↓↓↓

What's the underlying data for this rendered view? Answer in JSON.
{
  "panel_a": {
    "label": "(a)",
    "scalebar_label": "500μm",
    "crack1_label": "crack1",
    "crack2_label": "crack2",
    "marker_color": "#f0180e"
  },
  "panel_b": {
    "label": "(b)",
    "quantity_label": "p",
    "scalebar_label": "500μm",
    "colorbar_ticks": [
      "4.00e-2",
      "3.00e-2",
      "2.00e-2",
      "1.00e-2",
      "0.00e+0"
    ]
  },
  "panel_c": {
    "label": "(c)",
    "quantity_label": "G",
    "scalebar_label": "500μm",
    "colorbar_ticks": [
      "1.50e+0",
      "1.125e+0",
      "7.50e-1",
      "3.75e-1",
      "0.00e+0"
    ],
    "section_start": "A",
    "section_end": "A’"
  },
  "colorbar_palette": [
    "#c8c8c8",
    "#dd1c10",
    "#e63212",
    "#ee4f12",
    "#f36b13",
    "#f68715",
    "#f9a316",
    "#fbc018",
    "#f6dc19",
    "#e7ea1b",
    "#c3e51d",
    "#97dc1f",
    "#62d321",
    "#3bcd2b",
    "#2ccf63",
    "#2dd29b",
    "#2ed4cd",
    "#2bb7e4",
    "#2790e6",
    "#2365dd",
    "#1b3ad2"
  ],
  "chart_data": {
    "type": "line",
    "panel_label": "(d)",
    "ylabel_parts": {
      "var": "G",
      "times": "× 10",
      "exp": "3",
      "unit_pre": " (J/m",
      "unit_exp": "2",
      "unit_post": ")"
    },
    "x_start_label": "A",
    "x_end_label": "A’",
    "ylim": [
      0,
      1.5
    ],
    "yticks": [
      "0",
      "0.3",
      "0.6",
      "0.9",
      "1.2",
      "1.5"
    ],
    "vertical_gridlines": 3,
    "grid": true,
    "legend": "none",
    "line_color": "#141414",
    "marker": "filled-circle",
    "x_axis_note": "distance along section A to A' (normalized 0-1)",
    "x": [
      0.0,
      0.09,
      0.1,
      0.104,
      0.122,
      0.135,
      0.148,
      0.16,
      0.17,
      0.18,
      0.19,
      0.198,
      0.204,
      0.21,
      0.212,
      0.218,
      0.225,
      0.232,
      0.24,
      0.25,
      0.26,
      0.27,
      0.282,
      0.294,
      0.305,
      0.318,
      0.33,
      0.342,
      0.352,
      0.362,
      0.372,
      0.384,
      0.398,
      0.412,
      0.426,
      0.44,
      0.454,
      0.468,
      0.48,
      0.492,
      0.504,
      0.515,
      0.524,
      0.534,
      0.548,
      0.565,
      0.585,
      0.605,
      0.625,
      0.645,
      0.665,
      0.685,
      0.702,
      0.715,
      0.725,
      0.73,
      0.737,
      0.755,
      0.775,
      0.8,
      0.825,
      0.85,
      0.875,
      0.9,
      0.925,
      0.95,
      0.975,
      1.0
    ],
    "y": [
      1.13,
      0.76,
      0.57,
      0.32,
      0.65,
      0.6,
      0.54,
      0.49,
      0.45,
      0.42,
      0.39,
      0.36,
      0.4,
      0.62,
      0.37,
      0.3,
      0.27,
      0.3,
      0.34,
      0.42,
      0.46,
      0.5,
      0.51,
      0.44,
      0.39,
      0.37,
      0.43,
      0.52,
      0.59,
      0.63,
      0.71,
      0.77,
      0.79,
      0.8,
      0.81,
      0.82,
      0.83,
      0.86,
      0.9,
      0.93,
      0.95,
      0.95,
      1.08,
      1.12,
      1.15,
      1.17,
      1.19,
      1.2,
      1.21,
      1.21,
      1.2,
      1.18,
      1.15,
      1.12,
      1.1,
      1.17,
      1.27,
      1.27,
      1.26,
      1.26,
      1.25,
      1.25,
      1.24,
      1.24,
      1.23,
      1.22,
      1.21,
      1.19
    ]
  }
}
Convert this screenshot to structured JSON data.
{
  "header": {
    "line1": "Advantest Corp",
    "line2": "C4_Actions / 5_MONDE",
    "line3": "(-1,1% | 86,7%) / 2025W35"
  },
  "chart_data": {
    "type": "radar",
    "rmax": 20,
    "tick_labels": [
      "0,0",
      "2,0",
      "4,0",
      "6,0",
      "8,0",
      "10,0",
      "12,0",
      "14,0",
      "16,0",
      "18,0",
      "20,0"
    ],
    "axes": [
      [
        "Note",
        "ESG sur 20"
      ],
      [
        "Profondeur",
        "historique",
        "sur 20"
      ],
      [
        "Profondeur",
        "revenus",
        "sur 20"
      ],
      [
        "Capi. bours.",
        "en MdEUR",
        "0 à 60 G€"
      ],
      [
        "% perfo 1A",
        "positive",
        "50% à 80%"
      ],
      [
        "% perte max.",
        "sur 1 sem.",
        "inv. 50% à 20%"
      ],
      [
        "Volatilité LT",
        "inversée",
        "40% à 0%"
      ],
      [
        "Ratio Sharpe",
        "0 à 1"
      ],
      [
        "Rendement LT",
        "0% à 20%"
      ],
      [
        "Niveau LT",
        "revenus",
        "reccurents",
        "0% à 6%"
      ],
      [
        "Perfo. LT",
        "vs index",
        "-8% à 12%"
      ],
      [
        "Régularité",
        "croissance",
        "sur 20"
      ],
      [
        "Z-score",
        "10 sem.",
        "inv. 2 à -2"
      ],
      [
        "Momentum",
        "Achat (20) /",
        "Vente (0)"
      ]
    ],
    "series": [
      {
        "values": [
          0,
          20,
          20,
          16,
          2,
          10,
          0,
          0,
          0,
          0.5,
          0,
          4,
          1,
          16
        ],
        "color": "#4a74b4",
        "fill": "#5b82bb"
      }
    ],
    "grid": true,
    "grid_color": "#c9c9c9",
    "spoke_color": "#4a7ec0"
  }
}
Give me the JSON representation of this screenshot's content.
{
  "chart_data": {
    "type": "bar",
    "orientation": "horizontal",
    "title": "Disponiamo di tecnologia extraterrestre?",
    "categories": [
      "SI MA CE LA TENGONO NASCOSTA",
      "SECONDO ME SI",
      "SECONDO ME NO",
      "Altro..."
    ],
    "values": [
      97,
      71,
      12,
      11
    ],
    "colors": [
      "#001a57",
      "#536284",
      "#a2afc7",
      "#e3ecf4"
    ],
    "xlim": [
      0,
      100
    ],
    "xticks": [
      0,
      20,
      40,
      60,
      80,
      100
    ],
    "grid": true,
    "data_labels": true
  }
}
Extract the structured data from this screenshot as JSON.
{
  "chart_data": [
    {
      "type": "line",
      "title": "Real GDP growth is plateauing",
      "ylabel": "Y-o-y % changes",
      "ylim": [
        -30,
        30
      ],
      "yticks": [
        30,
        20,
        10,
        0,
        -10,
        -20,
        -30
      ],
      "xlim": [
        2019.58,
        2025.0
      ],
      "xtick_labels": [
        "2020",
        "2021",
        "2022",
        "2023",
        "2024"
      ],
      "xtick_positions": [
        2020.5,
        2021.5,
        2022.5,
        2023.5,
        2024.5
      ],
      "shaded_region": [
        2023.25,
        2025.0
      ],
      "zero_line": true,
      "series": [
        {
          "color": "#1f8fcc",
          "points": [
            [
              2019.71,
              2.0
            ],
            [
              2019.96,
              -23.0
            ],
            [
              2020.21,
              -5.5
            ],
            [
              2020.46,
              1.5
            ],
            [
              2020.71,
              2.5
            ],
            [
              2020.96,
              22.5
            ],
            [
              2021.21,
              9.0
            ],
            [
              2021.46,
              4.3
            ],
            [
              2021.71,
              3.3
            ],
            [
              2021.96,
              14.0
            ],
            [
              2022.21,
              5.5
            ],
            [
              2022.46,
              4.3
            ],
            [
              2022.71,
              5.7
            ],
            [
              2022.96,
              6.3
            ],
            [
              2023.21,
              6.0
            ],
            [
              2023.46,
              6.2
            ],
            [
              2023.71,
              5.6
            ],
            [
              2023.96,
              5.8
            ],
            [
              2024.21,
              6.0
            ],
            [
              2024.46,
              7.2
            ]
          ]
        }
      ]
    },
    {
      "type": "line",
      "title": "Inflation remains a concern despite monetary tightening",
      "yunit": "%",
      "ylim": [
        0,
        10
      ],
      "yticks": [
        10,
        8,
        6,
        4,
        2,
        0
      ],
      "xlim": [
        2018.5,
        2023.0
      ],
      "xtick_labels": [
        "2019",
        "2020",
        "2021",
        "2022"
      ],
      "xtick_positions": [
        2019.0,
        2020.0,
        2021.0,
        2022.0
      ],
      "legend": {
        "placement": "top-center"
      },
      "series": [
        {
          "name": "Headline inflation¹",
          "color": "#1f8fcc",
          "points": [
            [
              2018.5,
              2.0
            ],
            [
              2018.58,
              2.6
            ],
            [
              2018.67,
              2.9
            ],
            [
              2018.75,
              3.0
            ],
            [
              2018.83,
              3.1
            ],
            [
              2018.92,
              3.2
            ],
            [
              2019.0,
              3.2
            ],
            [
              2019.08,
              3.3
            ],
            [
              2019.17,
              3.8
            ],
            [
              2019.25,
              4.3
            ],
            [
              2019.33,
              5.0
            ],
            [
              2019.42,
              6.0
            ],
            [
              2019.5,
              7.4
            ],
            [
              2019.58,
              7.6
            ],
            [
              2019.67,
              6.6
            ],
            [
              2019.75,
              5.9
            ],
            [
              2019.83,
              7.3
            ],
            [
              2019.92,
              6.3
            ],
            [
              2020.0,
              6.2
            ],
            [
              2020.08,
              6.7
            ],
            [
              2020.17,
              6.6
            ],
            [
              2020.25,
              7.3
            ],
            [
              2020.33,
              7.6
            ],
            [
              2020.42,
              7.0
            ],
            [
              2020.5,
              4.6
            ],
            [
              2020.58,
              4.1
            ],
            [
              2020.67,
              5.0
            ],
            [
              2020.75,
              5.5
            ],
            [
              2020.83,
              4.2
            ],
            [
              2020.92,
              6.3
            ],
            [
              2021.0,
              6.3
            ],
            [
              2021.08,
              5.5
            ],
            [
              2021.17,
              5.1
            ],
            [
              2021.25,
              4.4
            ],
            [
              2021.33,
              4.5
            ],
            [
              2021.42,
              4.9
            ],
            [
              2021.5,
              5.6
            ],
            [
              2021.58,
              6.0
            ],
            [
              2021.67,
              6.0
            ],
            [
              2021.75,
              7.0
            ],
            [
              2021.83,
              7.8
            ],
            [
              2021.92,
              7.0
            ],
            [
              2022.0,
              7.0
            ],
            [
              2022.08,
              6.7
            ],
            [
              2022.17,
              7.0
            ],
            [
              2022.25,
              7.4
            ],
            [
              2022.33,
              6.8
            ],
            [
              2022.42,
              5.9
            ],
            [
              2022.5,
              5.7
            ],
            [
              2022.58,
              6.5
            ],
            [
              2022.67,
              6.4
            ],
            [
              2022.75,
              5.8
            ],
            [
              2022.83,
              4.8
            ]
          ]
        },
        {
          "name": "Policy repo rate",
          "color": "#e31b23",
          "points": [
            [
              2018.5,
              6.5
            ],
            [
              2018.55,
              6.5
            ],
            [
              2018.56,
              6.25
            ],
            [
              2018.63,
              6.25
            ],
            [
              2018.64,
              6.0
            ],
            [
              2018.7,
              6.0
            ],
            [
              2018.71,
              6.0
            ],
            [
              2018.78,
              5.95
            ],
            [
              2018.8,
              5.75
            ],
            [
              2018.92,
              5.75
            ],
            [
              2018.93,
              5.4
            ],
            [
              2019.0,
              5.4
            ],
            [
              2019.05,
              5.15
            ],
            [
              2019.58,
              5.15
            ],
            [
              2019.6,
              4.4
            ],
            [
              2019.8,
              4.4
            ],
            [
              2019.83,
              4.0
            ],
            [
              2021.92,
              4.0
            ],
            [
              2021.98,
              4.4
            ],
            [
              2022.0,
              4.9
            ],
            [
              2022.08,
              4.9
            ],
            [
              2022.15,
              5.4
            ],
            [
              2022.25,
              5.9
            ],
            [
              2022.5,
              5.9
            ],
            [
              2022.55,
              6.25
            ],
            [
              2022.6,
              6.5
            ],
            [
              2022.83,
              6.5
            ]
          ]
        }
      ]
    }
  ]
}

↑↑↑

### Required task
Answer with one number only: how many lines above contain the word "type".

### Written response
5